Document excerpt:
::::::

A click on the link or button opens a new browser window in which all set cookies are listed. You can use it to find set cookies, look up information, remove selected or all cookies.
Update: Some commenters stated that Firefox users may still manage individual cookies in the following ways for now:
- Load chrome://browser/content/preferences/cookies.xul to display the dialog.
- Click on the information button in the Firefox address bar, and navigate to "right arrow" > More Information > View Cookies. Erase the site name to list all set cookies.
- Use the keyboard shortcut Ctrl-Shift-I to open the Developer Tools and switch to the Storage tab (enable it under settings if it is not there). This lists only the cookies for the active site.
Check out this post on Reddit by the creator of the change to better understand why Mozilla made it.
Mozilla engineers changed this in recent versions of Firefox 60 (currently on the Nightly channel).
If you open the privacy section of about:preferences, you may notice the following:
- History lists only three options. The "accept cookies from websites" option is no longer listed under History.
- A new Cookies and Site Data section is available. It lists the cookie preferences that were listed under History in previous versions.
- The "show cookies" link has been removed from the history. It is replaced by a combined management option that includes Site Data and cookies.
Cookie settings moved from "use custom settings for history" to a better location in the preferences. Firefox users who did not select the custom option were probably never exposed to the cookie preferences in first place. Also, all options but one that existed previously are still there, some, however, under a different name.

::::::

What you need to do: Print the section of the Firefox cookie settings text starting at "If you open" and ending at "a different name.", word for word.

[Item position data]

::::::

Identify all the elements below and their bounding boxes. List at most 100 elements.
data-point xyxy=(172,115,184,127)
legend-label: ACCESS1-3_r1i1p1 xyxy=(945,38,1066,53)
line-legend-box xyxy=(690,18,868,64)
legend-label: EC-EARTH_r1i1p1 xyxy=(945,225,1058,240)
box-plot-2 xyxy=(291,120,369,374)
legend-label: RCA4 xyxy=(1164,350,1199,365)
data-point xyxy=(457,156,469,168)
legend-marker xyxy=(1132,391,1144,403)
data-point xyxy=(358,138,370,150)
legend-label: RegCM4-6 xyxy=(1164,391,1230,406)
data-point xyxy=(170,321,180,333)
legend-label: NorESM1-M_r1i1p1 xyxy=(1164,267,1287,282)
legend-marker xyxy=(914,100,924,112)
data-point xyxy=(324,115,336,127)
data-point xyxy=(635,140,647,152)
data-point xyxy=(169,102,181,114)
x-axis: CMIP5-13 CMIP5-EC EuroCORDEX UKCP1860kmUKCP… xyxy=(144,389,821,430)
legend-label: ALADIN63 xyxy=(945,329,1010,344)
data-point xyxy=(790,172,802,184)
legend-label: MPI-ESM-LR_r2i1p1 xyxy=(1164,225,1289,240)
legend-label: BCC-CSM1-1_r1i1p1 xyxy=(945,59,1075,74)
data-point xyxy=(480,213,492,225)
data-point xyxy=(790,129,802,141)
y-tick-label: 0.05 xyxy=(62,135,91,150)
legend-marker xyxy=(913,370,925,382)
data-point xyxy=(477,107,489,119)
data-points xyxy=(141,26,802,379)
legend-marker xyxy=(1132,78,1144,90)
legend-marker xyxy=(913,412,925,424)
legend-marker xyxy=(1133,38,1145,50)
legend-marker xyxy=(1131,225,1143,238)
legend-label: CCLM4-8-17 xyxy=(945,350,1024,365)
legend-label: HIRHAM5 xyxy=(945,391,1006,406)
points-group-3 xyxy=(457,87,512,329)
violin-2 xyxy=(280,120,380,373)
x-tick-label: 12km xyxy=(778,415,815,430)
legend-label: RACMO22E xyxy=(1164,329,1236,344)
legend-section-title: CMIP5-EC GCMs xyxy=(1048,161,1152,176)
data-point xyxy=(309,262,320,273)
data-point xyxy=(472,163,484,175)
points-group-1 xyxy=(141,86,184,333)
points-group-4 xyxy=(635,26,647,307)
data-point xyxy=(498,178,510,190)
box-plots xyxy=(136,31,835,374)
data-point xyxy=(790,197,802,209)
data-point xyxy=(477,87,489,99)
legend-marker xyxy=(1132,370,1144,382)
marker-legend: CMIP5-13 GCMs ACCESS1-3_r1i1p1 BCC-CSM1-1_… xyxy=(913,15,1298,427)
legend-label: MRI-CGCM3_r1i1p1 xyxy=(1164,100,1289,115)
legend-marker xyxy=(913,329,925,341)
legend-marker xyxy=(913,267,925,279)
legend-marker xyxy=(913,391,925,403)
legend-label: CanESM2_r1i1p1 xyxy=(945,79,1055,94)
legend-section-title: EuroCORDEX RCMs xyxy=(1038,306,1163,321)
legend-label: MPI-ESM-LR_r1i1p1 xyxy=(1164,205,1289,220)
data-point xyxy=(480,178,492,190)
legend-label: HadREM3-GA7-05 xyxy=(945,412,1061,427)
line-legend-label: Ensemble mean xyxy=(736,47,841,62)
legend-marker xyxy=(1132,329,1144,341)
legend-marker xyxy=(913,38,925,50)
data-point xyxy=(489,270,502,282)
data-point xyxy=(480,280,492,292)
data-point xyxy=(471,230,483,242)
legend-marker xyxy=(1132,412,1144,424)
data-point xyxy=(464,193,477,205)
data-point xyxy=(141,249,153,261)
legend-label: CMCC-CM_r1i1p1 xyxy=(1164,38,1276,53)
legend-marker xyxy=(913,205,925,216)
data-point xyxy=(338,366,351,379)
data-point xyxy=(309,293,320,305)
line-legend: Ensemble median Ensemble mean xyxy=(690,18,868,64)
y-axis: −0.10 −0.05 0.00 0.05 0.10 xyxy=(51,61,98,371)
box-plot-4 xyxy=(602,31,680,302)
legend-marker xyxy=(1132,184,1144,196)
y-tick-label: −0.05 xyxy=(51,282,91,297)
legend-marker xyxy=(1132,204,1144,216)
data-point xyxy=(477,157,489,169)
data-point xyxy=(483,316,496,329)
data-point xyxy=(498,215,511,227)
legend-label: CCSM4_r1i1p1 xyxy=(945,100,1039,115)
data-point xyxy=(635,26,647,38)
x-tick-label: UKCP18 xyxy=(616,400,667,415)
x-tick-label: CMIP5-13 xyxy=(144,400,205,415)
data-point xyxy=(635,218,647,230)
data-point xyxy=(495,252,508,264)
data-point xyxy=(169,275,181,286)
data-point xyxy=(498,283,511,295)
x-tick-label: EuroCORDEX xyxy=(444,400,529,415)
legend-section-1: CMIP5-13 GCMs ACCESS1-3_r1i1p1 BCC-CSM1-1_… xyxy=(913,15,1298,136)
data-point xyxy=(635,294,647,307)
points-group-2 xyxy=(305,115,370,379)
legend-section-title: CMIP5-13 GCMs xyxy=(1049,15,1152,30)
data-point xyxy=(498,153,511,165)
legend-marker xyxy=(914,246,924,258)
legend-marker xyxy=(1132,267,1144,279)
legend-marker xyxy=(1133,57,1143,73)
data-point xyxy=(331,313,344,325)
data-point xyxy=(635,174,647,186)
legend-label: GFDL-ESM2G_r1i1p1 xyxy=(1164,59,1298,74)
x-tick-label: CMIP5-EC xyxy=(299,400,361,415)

::::::

Written response:
If you open the privacy section of about:preferences, you may notice the following:
- History lists only three options. The "accept cookies from websites" option is no longer listed under History.
- A new Cookies and Site Data section is available. It lists the cookie preferences that were listed under History in previous versions.
- The "show cookies" link has been removed from the history. It is replaced by a combined management option that includes Site Data and cookies.
Cookie settings moved from "use custom settings for history" to a better location in the preferences. Firefox users who did not select the custom option were probably never exposed to the cookie preferences in first place. Also, all options but one that existed previously are still there, some, however, under a different name.